■ **Task data**

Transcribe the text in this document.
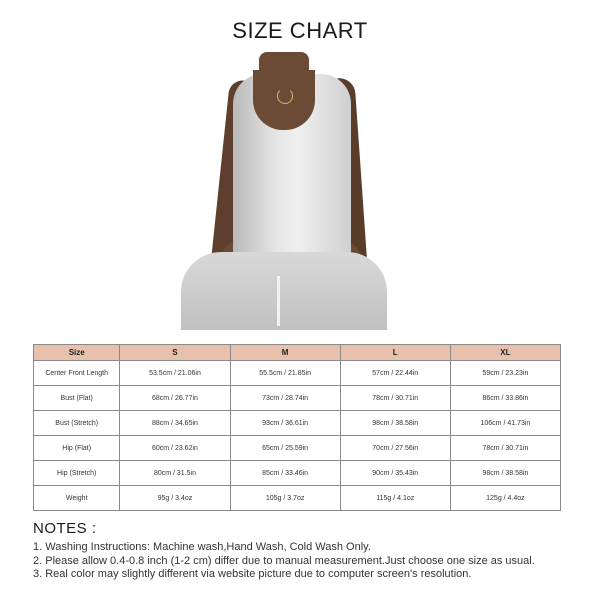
SIZE CHART
Size	S	M	L	XL
Center Front Length	53.5cm / 21.06in	55.5cm / 21.85in	57cm / 22.44in	59cm / 23.23in
Bust (Flat)	68cm / 26.77in	73cm / 28.74in	78cm / 30.71in	86cm / 33.86in
Bust (Stretch)	88cm / 34.65in	93cm / 36.61in	98cm / 38.58in	106cm / 41.73in
Hip (Flat)	60cm / 23.62in	65cm / 25.59in	70cm / 27.56in	78cm / 30.71in
Hip (Stretch)	80cm / 31.5in	85cm / 33.46in	90cm / 35.43in	98cm / 38.58in
Weight	95g / 3.4oz	105g / 3.7oz	115g / 4.1oz	125g / 4.4oz
NOTES :
1. Washing Instructions: Machine wash,Hand Wash, Cold Wash Only.
2. Please allow 0.4-0.8 inch (1-2 cm) differ due to manual measurement.Just choose one size as usual.
3. Real color may slightly different via website picture due to computer screen's resolution.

■ **Prompt**
Restate the data above exactly, stripping out each image.

■ **Solution to the problem**
Transcribe the text in this document.
SIZE CHART
Size	S	M	L	XL
Center Front Length	53.5cm / 21.06in	55.5cm / 21.85in	57cm / 22.44in	59cm / 23.23in
Bust (Flat)	68cm / 26.77in	73cm / 28.74in	78cm / 30.71in	86cm / 33.86in
Bust (Stretch)	88cm / 34.65in	93cm / 36.61in	98cm / 38.58in	106cm / 41.73in
Hip (Flat)	60cm / 23.62in	65cm / 25.59in	70cm / 27.56in	78cm / 30.71in
Hip (Stretch)	80cm / 31.5in	85cm / 33.46in	90cm / 35.43in	98cm / 38.58in
Weight	95g / 3.4oz	105g / 3.7oz	115g / 4.1oz	125g / 4.4oz
NOTES :
1. Washing Instructions: Machine wash,Hand Wash, Cold Wash Only.
2. Please allow 0.4-0.8 inch (1-2 cm) differ due to manual measurement.Just choose one size as usual.
3. Real color may slightly different via website picture due to computer screen's resolution.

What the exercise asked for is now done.